Your instructions
Extract all lines that hold the string "vehicles".
* * * * * * *
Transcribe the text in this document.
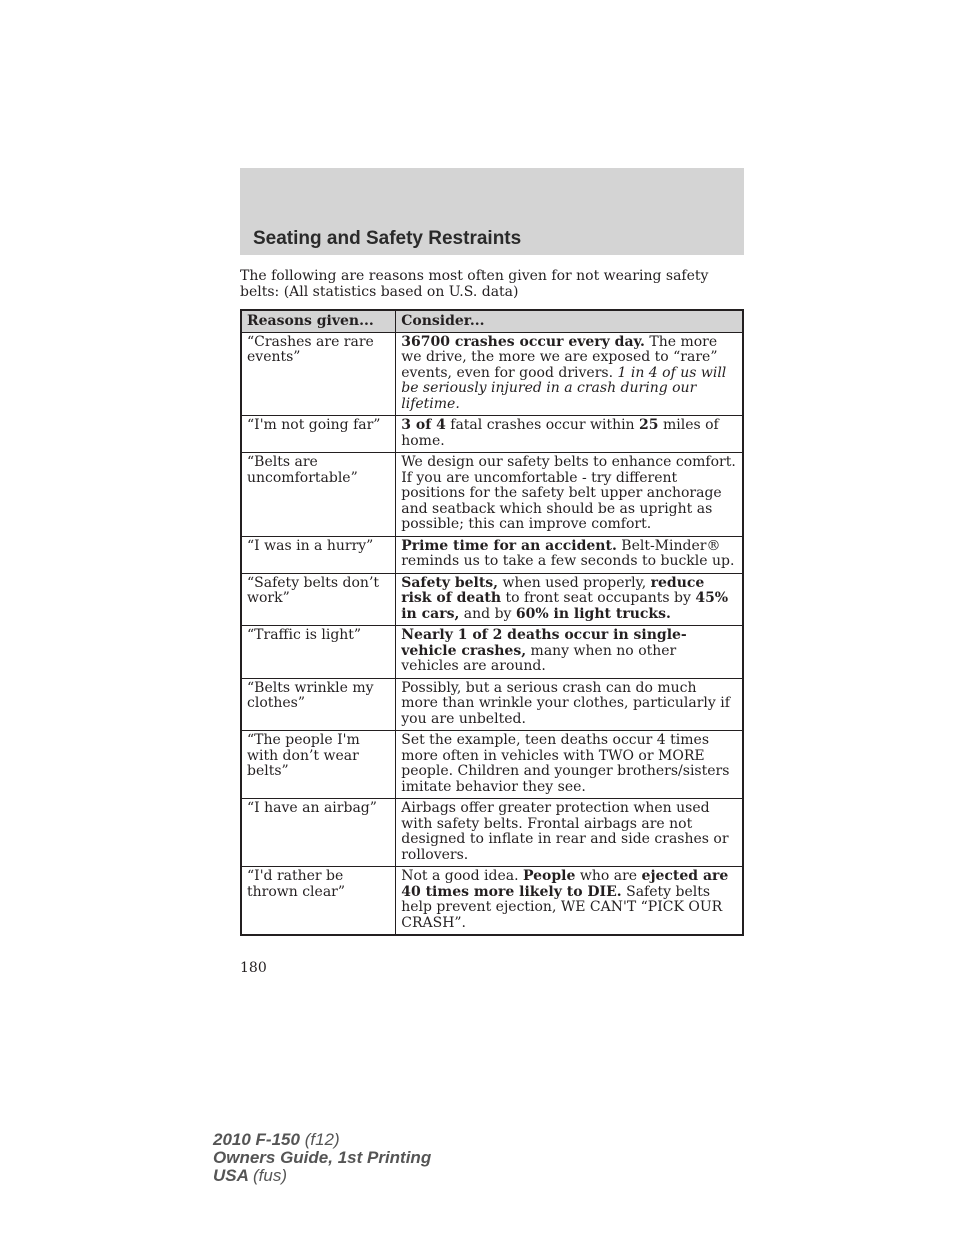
Seating and Safety Restraints

The following are reasons most often given for not wearing safety belts: (All statistics based on U.S. data)

Reasons given...	Consider...
“Crashes are rare events”	36700 crashes occur every day. The more we drive, the more we are exposed to “rare” events, even for good drivers. 1 in 4 of us will be seriously injured in a crash during our lifetime.
“I'm not going far”	3 of 4 fatal crashes occur within 25 miles of home.
“Belts are uncomfortable”	We design our safety belts to enhance comfort. If you are uncomfortable - try different positions for the safety belt upper anchorage and seatback which should be as upright as possible; this can improve comfort.
“I was in a hurry”	Prime time for an accident. Belt-Minder® reminds us to take a few seconds to buckle up.
“Safety belts don’t work”	Safety belts, when used properly, reduce risk of death to front seat occupants by 45% in cars, and by 60% in light trucks.
“Traffic is light”	Nearly 1 of 2 deaths occur in single-vehicle crashes, many when no other vehicles are around.
“Belts wrinkle my clothes”	Possibly, but a serious crash can do much more than wrinkle your clothes, particularly if you are unbelted.
“The people I'm with don’t wear belts”	Set the example, teen deaths occur 4 times more often in vehicles with TWO or MORE people. Children and younger brothers/sisters imitate behavior they see.
“I have an airbag”	Airbags offer greater protection when used with safety belts. Frontal airbags are not designed to inflate in rear and side crashes or rollovers.
“I'd rather be thrown clear”	Not a good idea. People who are ejected are 40 times more likely to DIE. Safety belts help prevent ejection, WE CAN'T “PICK OUR CRASH”.

180

2010 F-150 (f12)
Owners Guide, 1st Printing
USA (fus)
* * * * * * *
Answer to this task
“Traffic is light”	Nearly 1 of 2 deaths occur in single-vehicle crashes, many when no other vehicles are around.
“The people I'm with don’t wear belts”	Set the example, teen deaths occur 4 times more often in vehicles with TWO or MORE people. Children and younger brothers/sisters imitate behavior they see.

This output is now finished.